Stored data

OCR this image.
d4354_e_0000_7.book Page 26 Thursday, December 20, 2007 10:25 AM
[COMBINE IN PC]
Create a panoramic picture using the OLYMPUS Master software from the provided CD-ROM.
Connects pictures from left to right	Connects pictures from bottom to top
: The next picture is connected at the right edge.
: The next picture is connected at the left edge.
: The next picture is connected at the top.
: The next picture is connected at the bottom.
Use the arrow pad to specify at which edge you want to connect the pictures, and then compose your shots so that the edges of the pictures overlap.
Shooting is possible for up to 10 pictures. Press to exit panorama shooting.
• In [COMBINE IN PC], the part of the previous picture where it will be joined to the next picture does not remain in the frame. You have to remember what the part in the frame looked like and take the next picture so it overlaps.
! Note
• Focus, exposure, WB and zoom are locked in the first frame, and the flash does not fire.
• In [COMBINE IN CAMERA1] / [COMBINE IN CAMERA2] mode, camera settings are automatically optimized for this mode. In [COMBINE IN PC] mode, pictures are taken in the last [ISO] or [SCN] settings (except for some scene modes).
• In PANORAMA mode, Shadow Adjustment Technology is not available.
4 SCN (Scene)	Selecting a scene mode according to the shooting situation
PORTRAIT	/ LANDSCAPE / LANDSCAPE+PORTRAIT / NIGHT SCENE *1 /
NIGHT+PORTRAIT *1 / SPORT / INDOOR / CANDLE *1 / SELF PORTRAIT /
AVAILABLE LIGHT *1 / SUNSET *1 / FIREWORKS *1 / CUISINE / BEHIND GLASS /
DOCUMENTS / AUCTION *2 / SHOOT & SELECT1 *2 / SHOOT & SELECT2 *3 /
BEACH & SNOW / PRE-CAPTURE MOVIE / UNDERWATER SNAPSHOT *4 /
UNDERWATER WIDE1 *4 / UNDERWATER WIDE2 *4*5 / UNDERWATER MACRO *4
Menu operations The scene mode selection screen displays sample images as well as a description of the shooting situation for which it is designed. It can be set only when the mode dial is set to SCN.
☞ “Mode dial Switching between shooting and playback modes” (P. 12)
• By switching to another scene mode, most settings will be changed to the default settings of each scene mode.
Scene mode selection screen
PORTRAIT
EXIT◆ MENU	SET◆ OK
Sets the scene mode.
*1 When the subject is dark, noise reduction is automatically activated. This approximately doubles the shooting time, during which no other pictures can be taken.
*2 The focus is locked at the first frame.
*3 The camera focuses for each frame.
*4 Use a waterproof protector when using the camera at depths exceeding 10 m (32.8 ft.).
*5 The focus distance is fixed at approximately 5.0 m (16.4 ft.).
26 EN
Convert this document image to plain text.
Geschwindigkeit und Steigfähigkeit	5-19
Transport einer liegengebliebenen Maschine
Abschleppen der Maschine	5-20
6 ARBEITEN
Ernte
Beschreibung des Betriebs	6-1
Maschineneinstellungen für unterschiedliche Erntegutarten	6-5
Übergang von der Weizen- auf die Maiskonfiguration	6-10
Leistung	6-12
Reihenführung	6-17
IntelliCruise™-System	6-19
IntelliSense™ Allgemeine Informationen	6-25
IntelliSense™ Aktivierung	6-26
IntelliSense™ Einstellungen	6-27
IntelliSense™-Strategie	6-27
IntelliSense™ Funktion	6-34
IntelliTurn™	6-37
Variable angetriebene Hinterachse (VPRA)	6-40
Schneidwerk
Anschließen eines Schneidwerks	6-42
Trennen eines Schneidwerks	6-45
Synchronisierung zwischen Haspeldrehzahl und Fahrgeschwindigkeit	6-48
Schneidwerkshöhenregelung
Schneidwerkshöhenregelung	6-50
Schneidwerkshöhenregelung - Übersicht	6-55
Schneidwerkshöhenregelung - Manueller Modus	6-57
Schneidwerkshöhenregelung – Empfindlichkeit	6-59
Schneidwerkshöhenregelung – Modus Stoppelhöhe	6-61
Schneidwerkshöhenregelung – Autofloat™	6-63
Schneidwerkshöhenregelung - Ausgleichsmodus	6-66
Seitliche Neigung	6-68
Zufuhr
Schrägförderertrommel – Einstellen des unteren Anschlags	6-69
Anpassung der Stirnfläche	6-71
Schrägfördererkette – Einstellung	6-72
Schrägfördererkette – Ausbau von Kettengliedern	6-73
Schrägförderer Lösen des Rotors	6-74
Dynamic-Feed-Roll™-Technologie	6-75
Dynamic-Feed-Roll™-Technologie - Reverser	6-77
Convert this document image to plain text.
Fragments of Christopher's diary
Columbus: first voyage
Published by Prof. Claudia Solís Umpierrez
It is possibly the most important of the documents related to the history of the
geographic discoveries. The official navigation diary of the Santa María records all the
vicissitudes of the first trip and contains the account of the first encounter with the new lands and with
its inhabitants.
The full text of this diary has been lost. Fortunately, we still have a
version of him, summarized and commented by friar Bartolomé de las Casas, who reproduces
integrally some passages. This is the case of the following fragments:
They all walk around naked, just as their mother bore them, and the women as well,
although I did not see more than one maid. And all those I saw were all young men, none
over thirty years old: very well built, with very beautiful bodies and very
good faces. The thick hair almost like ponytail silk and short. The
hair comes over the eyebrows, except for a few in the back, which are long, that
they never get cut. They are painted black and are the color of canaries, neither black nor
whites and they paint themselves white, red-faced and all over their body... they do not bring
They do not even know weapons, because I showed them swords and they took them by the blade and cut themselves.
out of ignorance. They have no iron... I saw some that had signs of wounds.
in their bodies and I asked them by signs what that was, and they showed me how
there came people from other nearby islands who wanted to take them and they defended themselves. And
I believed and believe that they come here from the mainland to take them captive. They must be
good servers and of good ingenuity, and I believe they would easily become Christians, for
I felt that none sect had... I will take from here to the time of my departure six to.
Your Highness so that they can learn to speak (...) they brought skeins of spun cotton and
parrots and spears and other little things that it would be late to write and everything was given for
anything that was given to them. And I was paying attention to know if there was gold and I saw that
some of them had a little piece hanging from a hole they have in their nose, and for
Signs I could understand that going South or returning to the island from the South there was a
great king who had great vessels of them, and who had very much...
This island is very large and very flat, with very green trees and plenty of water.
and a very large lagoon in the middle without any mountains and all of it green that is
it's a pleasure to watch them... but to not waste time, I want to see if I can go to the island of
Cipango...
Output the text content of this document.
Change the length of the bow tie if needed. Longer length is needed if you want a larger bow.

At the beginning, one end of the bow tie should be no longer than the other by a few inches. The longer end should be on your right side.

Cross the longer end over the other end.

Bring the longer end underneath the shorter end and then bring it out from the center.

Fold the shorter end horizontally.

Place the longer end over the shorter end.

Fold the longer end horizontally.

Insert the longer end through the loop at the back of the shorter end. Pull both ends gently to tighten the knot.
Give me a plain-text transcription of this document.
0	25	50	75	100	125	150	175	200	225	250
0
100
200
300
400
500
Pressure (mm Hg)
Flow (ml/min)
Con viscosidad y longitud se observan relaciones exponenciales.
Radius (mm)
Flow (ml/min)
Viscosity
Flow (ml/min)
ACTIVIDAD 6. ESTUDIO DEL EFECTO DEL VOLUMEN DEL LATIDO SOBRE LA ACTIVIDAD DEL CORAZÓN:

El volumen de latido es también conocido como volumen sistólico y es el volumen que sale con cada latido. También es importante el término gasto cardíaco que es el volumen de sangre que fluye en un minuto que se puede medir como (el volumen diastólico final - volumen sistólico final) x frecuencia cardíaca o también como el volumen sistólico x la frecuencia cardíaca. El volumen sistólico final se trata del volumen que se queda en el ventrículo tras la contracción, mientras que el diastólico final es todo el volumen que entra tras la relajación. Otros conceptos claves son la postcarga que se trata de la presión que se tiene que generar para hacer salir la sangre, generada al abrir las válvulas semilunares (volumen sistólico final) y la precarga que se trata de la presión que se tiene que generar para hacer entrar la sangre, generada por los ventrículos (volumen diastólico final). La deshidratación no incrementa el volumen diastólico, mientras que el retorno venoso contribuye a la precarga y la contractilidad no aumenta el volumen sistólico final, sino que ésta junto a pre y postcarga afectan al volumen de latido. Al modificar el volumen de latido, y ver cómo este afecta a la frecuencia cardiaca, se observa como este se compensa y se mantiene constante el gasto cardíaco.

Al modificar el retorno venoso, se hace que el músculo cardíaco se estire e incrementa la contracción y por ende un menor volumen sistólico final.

WHAT TO WORK ON
Where a line above holds the string "then", show that line.

EXERCISE RESPONSE
Use the arrow pad to specify at which edge you want to connect the pictures, and then compose your shots so that the edges of the pictures overlap.
Bring the longer end underneath the shorter end and then bring it out from the center.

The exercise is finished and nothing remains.